• WHAT IS ASKED:
Provide the number of lines containing the word "kind", and nothing else.
[start MATERIAL PROVIDED]
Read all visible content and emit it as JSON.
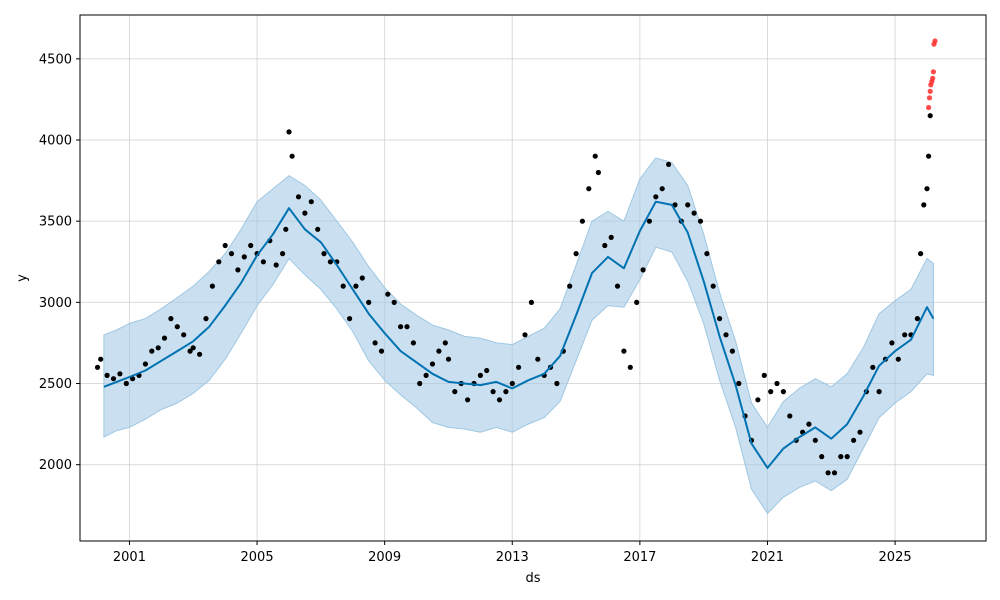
{
  "chart_data": {
    "type": "scatter",
    "title": "",
    "xlabel": "ds",
    "ylabel": "y",
    "grid": true,
    "legend": "none",
    "xlim": [
      1999.45,
      2027.85
    ],
    "ylim": [
      1530,
      4770
    ],
    "x_ticks": [
      2001,
      2005,
      2009,
      2013,
      2017,
      2021,
      2025
    ],
    "x_tick_labels": [
      "2001",
      "2005",
      "2009",
      "2013",
      "2017",
      "2021",
      "2025"
    ],
    "y_ticks": [
      2000,
      2500,
      3000,
      3500,
      4000,
      4500
    ],
    "y_tick_labels": [
      "2000",
      "2500",
      "3000",
      "3500",
      "4000",
      "4500"
    ],
    "colors": {
      "observed": "#000000",
      "future_observed": "#ff2a2a",
      "forecast_line": "#0072B2",
      "interval_fill": "#9ec7e3",
      "grid": "#cccccc"
    },
    "series": [
      {
        "kind": "interval",
        "x": [
          2000.2,
          2000.6,
          2001.0,
          2001.5,
          2002.0,
          2002.5,
          2003.0,
          2003.5,
          2004.0,
          2004.5,
          2005.0,
          2005.5,
          2006.0,
          2006.5,
          2007.0,
          2007.5,
          2008.0,
          2008.5,
          2009.0,
          2009.5,
          2010.0,
          2010.5,
          2011.0,
          2011.5,
          2012.0,
          2012.5,
          2013.0,
          2013.5,
          2014.0,
          2014.5,
          2015.0,
          2015.5,
          2016.0,
          2016.5,
          2017.0,
          2017.5,
          2018.0,
          2018.5,
          2019.0,
          2019.5,
          2020.0,
          2020.5,
          2021.0,
          2021.5,
          2022.0,
          2022.5,
          2023.0,
          2023.5,
          2024.0,
          2024.5,
          2025.0,
          2025.5,
          2026.0,
          2026.2
        ],
        "lower": [
          2170,
          2210,
          2230,
          2280,
          2340,
          2380,
          2440,
          2520,
          2650,
          2810,
          2980,
          3110,
          3270,
          3170,
          3080,
          2960,
          2820,
          2640,
          2520,
          2430,
          2350,
          2260,
          2230,
          2220,
          2200,
          2230,
          2200,
          2250,
          2290,
          2390,
          2640,
          2890,
          2980,
          2970,
          3140,
          3340,
          3310,
          3130,
          2870,
          2520,
          2230,
          1850,
          1700,
          1800,
          1860,
          1900,
          1840,
          1910,
          2100,
          2290,
          2380,
          2450,
          2560,
          2550
        ],
        "upper": [
          2800,
          2830,
          2870,
          2900,
          2960,
          3030,
          3100,
          3190,
          3300,
          3450,
          3620,
          3700,
          3780,
          3720,
          3630,
          3500,
          3370,
          3220,
          3090,
          2990,
          2920,
          2860,
          2830,
          2790,
          2780,
          2750,
          2740,
          2790,
          2840,
          2960,
          3230,
          3500,
          3560,
          3500,
          3760,
          3890,
          3860,
          3720,
          3420,
          3060,
          2760,
          2380,
          2230,
          2390,
          2470,
          2530,
          2480,
          2560,
          2720,
          2930,
          3010,
          3080,
          3270,
          3240
        ]
      },
      {
        "kind": "line",
        "x": [
          2000.2,
          2000.6,
          2001.0,
          2001.5,
          2002.0,
          2002.5,
          2003.0,
          2003.5,
          2004.0,
          2004.5,
          2005.0,
          2005.5,
          2006.0,
          2006.5,
          2007.0,
          2007.5,
          2008.0,
          2008.5,
          2009.0,
          2009.5,
          2010.0,
          2010.5,
          2011.0,
          2011.5,
          2012.0,
          2012.5,
          2013.0,
          2013.5,
          2014.0,
          2014.5,
          2015.0,
          2015.5,
          2016.0,
          2016.5,
          2017.0,
          2017.5,
          2018.0,
          2018.5,
          2019.0,
          2019.5,
          2020.0,
          2020.5,
          2021.0,
          2021.5,
          2022.0,
          2022.5,
          2023.0,
          2023.5,
          2024.0,
          2024.5,
          2025.0,
          2025.5,
          2026.0,
          2026.2
        ],
        "values": [
          2480,
          2510,
          2540,
          2580,
          2640,
          2700,
          2760,
          2850,
          2980,
          3120,
          3290,
          3420,
          3580,
          3450,
          3370,
          3230,
          3080,
          2930,
          2810,
          2700,
          2630,
          2560,
          2510,
          2500,
          2490,
          2510,
          2470,
          2520,
          2560,
          2670,
          2920,
          3180,
          3280,
          3210,
          3440,
          3620,
          3600,
          3430,
          3130,
          2790,
          2490,
          2130,
          1980,
          2100,
          2170,
          2230,
          2160,
          2250,
          2420,
          2610,
          2700,
          2770,
          2970,
          2900
        ]
      },
      {
        "kind": "points",
        "role": "observed",
        "x": [
          2000.0,
          2000.1,
          2000.3,
          2000.5,
          2000.7,
          2000.9,
          2001.1,
          2001.3,
          2001.5,
          2001.7,
          2001.9,
          2002.1,
          2002.3,
          2002.5,
          2002.7,
          2002.9,
          2003.0,
          2003.2,
          2003.4,
          2003.6,
          2003.8,
          2004.0,
          2004.2,
          2004.4,
          2004.6,
          2004.8,
          2005.0,
          2005.2,
          2005.4,
          2005.6,
          2005.8,
          2005.9,
          2006.0,
          2006.1,
          2006.3,
          2006.5,
          2006.7,
          2006.9,
          2007.1,
          2007.3,
          2007.5,
          2007.7,
          2007.9,
          2008.1,
          2008.3,
          2008.5,
          2008.7,
          2008.9,
          2009.1,
          2009.3,
          2009.5,
          2009.7,
          2009.9,
          2010.1,
          2010.3,
          2010.5,
          2010.7,
          2010.9,
          2011.0,
          2011.2,
          2011.4,
          2011.6,
          2011.8,
          2012.0,
          2012.2,
          2012.4,
          2012.6,
          2012.8,
          2013.0,
          2013.2,
          2013.4,
          2013.6,
          2013.8,
          2014.0,
          2014.2,
          2014.4,
          2014.6,
          2014.8,
          2015.0,
          2015.2,
          2015.4,
          2015.6,
          2015.7,
          2015.9,
          2016.1,
          2016.3,
          2016.5,
          2016.7,
          2016.9,
          2017.1,
          2017.3,
          2017.5,
          2017.7,
          2017.9,
          2018.1,
          2018.3,
          2018.5,
          2018.7,
          2018.9,
          2019.1,
          2019.3,
          2019.5,
          2019.7,
          2019.9,
          2020.1,
          2020.3,
          2020.5,
          2020.7,
          2020.9,
          2021.1,
          2021.3,
          2021.5,
          2021.7,
          2021.9,
          2022.1,
          2022.3,
          2022.5,
          2022.7,
          2022.9,
          2023.1,
          2023.3,
          2023.5,
          2023.7,
          2023.9,
          2024.1,
          2024.3,
          2024.5,
          2024.7,
          2024.9,
          2025.1,
          2025.3,
          2025.5,
          2025.7,
          2025.8,
          2025.9,
          2026.0,
          2026.05,
          2026.1
        ],
        "values": [
          2600,
          2650,
          2550,
          2530,
          2560,
          2500,
          2530,
          2550,
          2620,
          2700,
          2720,
          2780,
          2900,
          2850,
          2800,
          2700,
          2720,
          2680,
          2900,
          3100,
          3250,
          3350,
          3300,
          3200,
          3280,
          3350,
          3300,
          3250,
          3380,
          3230,
          3300,
          3450,
          4050,
          3900,
          3650,
          3550,
          3620,
          3450,
          3300,
          3250,
          3250,
          3100,
          2900,
          3100,
          3150,
          3000,
          2750,
          2700,
          3050,
          3000,
          2850,
          2850,
          2750,
          2500,
          2550,
          2620,
          2700,
          2750,
          2650,
          2450,
          2500,
          2400,
          2500,
          2550,
          2580,
          2450,
          2400,
          2450,
          2500,
          2600,
          2800,
          3000,
          2650,
          2550,
          2600,
          2500,
          2700,
          3100,
          3300,
          3500,
          3700,
          3900,
          3800,
          3350,
          3400,
          3100,
          2700,
          2600,
          3000,
          3200,
          3500,
          3650,
          3700,
          3850,
          3600,
          3500,
          3600,
          3550,
          3500,
          3300,
          3100,
          2900,
          2800,
          2700,
          2500,
          2300,
          2150,
          2400,
          2550,
          2450,
          2500,
          2450,
          2300,
          2150,
          2200,
          2250,
          2150,
          2050,
          1950,
          1950,
          2050,
          2050,
          2150,
          2200,
          2450,
          2600,
          2450,
          2650,
          2750,
          2650,
          2800,
          2800,
          2900,
          3300,
          3600,
          3700,
          3900,
          4150
        ]
      },
      {
        "kind": "points",
        "role": "future_observed",
        "x": [
          2026.05,
          2026.08,
          2026.1,
          2026.12,
          2026.15,
          2026.18,
          2026.2,
          2026.22,
          2026.25
        ],
        "values": [
          4200,
          4260,
          4300,
          4340,
          4360,
          4380,
          4420,
          4590,
          4610
        ]
      }
    ]
  }
}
[end MATERIAL PROVIDED]
• SOLUTION TO THIS EXERCISE:
4